[START OF Given records]
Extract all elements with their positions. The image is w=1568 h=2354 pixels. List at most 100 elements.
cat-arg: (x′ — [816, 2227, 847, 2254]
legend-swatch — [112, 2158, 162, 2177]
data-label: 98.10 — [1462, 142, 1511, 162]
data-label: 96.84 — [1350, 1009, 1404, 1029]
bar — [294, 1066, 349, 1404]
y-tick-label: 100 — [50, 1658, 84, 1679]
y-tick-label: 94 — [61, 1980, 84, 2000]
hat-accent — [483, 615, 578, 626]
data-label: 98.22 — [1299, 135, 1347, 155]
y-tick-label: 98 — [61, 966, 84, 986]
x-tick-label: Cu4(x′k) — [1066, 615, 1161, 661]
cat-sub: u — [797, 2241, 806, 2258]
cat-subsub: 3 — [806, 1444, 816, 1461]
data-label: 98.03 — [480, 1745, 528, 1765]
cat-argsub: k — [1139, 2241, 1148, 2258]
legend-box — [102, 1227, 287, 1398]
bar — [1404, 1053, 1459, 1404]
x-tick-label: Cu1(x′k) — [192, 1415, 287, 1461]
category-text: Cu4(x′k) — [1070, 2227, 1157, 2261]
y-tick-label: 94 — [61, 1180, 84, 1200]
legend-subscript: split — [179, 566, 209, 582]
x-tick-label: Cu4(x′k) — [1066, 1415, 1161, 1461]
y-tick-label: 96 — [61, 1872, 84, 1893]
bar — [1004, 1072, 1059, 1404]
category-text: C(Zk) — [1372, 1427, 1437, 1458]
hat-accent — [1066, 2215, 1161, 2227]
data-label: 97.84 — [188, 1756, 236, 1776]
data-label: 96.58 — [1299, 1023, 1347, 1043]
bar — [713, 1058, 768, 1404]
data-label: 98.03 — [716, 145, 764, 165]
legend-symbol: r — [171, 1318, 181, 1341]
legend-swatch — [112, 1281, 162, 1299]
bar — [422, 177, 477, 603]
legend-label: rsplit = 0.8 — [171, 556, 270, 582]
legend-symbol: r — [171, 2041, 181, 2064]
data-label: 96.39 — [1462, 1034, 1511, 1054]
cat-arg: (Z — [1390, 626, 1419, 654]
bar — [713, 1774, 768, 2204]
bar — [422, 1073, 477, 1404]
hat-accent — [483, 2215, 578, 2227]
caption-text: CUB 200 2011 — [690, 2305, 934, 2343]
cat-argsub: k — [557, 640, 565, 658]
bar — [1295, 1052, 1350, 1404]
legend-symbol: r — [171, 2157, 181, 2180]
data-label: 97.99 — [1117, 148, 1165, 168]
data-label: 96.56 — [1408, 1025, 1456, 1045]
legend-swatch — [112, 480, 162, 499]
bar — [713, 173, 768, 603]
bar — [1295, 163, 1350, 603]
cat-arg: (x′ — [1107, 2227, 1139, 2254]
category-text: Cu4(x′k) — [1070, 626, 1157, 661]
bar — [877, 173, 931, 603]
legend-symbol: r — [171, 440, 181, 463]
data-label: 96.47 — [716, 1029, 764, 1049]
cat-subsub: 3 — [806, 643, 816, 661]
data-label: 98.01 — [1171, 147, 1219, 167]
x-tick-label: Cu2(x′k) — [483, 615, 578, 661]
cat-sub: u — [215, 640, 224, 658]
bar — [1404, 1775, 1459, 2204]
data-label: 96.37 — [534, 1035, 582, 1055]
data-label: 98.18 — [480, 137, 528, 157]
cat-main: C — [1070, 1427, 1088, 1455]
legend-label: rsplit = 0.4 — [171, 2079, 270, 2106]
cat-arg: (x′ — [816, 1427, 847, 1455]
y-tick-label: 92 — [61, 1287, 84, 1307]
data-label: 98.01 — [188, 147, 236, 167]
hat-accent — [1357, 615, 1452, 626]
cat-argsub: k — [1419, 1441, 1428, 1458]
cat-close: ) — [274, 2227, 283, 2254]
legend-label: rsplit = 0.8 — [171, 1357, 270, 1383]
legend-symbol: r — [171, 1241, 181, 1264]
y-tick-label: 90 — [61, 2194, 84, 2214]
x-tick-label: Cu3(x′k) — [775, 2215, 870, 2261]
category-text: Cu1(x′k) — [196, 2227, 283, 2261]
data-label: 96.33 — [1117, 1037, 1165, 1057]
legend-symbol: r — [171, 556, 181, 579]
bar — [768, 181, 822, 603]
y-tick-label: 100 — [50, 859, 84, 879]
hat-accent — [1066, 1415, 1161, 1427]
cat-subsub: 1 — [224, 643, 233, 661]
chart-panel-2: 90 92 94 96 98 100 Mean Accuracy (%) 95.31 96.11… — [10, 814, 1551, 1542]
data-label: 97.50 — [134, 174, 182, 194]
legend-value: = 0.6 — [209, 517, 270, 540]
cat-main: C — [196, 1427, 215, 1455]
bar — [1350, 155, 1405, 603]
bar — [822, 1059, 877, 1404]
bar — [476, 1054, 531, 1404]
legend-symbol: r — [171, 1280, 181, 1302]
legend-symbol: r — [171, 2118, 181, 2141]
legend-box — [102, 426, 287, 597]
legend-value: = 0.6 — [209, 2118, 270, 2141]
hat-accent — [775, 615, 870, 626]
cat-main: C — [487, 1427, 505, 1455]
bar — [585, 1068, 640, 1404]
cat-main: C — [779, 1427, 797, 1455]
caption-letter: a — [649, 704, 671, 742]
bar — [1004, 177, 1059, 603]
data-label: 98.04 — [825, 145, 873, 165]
[END OF Given records]
Work to complete
Reproduce the data from the start through the line containing "y-tick-label: 94 — [61, 1180, 84, 1200]", inclusive, replacing each occurrence of "data-label" with "value-label" and changing nothing else.

Exercise output
Extract all elements with their positions. The image is w=1568 h=2354 pixels. List at most 100 elements.
cat-arg: (x′ — [816, 2227, 847, 2254]
legend-swatch — [112, 2158, 162, 2177]
value-label: 98.10 — [1462, 142, 1511, 162]
value-label: 96.84 — [1350, 1009, 1404, 1029]
bar — [294, 1066, 349, 1404]
y-tick-label: 100 — [50, 1658, 84, 1679]
y-tick-label: 94 — [61, 1980, 84, 2000]
hat-accent — [483, 615, 578, 626]
value-label: 98.22 — [1299, 135, 1347, 155]
y-tick-label: 98 — [61, 966, 84, 986]
x-tick-label: Cu4(x′k) — [1066, 615, 1161, 661]
cat-sub: u — [797, 2241, 806, 2258]
cat-subsub: 3 — [806, 1444, 816, 1461]
value-label: 98.03 — [480, 1745, 528, 1765]
cat-argsub: k — [1139, 2241, 1148, 2258]
legend-box — [102, 1227, 287, 1398]
bar — [1404, 1053, 1459, 1404]
x-tick-label: Cu1(x′k) — [192, 1415, 287, 1461]
category-text: Cu4(x′k) — [1070, 2227, 1157, 2261]
y-tick-label: 94 — [61, 1180, 84, 1200]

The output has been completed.